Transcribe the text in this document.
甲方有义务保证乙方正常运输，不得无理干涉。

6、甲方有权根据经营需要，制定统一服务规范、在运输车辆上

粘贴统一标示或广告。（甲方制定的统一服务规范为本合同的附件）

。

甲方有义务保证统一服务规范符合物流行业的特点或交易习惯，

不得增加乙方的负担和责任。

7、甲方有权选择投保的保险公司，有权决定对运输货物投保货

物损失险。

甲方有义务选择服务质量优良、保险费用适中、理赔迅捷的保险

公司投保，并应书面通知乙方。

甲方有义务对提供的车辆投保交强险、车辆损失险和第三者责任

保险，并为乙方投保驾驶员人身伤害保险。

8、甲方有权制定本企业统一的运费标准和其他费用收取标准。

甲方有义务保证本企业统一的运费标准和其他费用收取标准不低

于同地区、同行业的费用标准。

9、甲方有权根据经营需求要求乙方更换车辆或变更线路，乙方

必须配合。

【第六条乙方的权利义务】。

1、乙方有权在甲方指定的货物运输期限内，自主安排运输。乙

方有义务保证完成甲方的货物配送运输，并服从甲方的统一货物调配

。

☆ ☆ ☆ ☆ ☆ ☆ ☆

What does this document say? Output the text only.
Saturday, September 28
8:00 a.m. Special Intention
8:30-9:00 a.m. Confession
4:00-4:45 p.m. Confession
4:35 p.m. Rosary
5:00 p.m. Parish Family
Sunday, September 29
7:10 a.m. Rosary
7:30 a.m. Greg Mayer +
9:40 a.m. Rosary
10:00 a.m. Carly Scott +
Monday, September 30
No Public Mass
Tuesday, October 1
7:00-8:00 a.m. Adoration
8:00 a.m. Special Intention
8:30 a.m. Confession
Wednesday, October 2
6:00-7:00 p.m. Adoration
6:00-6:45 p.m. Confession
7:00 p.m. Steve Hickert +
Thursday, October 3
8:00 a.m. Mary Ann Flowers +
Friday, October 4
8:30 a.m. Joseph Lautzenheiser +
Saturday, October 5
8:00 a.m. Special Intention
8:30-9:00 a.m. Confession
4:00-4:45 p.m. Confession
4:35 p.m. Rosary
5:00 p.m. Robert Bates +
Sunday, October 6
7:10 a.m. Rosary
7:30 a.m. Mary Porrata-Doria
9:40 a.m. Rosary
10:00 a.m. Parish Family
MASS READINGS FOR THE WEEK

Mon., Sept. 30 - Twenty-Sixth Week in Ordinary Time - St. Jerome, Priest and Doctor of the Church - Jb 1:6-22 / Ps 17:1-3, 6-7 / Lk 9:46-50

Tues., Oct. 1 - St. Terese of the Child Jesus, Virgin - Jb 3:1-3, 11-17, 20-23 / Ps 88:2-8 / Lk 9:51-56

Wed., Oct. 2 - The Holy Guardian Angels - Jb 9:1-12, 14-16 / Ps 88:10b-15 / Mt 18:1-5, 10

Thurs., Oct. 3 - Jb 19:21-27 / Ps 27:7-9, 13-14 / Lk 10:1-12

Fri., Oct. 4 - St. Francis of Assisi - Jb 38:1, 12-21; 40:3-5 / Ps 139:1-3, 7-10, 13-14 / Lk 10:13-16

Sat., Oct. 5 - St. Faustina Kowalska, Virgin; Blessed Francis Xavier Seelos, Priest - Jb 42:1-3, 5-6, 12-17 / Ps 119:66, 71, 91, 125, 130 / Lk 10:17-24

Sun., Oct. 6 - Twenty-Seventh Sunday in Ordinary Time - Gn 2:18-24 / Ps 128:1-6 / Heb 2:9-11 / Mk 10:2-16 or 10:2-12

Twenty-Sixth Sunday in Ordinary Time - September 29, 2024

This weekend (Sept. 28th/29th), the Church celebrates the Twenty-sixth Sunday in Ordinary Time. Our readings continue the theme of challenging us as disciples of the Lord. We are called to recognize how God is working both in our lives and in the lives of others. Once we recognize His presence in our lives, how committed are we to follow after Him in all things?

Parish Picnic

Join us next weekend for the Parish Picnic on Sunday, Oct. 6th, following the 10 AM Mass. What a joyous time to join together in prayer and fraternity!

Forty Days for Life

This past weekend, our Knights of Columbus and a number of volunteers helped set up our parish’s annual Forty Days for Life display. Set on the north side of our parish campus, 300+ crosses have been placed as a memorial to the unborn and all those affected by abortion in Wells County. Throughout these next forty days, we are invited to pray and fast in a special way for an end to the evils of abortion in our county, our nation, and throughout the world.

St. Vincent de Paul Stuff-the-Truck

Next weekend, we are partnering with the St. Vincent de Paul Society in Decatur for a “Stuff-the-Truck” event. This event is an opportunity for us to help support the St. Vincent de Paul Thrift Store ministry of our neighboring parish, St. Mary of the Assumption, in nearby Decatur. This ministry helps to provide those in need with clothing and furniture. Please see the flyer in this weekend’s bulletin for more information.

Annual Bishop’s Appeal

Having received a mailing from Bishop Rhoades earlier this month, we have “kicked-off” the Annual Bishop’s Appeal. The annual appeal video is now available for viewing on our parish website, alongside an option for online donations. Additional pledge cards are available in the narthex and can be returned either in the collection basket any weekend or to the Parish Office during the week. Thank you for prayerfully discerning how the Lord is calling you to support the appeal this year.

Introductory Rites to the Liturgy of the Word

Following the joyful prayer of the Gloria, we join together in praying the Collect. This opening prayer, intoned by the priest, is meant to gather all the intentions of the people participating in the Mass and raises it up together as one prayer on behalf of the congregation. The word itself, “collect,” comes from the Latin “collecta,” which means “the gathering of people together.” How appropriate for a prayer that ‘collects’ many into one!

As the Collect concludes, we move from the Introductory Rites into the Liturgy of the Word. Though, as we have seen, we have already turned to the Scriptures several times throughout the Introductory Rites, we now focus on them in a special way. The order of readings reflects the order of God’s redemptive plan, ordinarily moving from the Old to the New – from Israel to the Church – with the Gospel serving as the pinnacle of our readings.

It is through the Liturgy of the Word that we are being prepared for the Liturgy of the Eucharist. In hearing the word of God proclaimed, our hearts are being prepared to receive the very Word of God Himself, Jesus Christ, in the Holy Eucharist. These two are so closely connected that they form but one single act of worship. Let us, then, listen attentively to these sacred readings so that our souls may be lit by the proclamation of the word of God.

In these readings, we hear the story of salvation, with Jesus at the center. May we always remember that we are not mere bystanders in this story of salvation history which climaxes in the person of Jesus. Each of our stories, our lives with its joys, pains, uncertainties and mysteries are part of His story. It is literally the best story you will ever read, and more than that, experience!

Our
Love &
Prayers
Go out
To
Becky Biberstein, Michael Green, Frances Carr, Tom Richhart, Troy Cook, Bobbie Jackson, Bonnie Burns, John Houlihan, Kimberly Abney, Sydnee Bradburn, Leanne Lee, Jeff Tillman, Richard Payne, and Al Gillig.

☆ ☆ ☆ ☆ ☆ ☆ ☆

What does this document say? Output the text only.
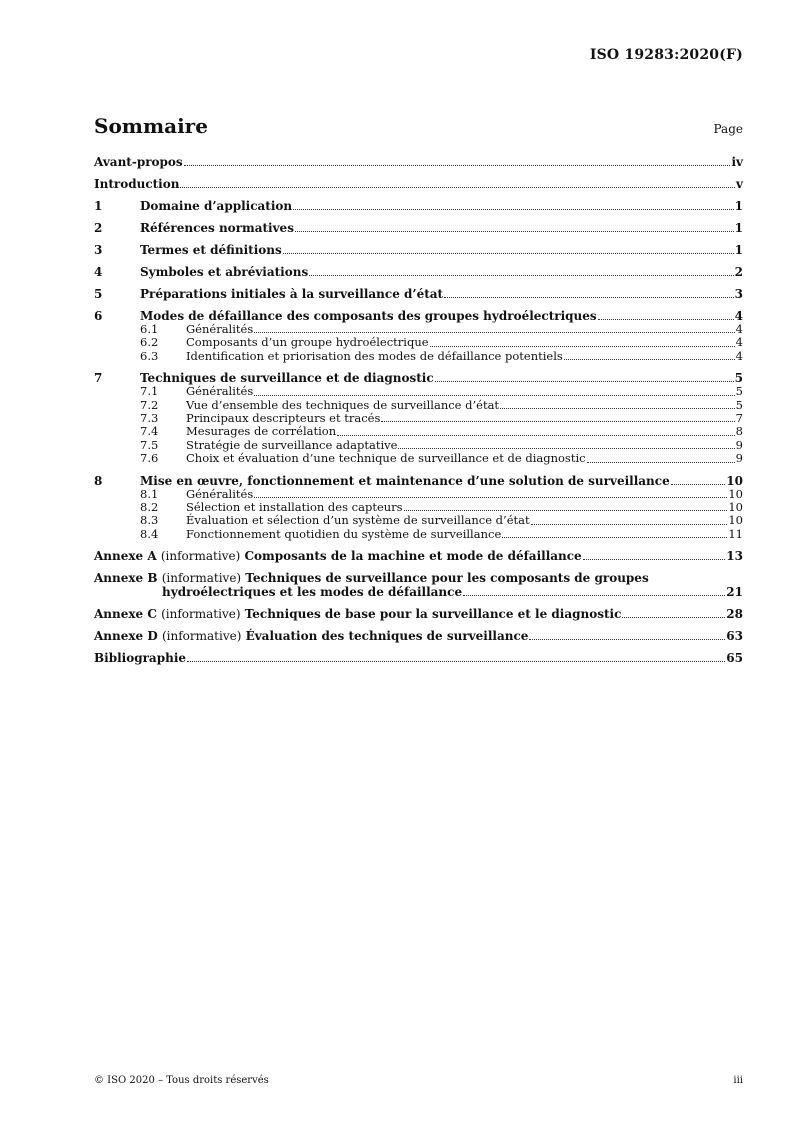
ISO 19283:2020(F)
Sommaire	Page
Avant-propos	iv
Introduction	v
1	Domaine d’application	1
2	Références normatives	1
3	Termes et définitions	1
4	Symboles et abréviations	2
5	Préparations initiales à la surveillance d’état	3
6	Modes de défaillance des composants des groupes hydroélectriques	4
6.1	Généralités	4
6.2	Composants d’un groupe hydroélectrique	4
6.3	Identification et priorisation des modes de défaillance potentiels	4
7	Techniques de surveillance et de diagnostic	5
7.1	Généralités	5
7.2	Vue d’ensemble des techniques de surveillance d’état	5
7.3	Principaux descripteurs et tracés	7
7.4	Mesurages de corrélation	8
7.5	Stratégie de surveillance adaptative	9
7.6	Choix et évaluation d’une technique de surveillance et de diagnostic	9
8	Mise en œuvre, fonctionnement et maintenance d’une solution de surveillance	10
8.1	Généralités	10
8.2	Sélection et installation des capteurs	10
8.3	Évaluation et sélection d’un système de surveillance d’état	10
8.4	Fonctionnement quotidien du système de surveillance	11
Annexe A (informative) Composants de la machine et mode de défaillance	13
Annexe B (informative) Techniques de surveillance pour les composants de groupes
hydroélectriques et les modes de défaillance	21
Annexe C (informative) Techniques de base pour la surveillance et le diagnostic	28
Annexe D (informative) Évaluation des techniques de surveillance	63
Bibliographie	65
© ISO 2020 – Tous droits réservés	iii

☆ ☆ ☆ ☆ ☆ ☆ ☆

* [Brief]
Copy out each line of the listing that holds "Adoration".

* [The solution]
7:00-8:00 a.m. Adoration
6:00-7:00 p.m. Adoration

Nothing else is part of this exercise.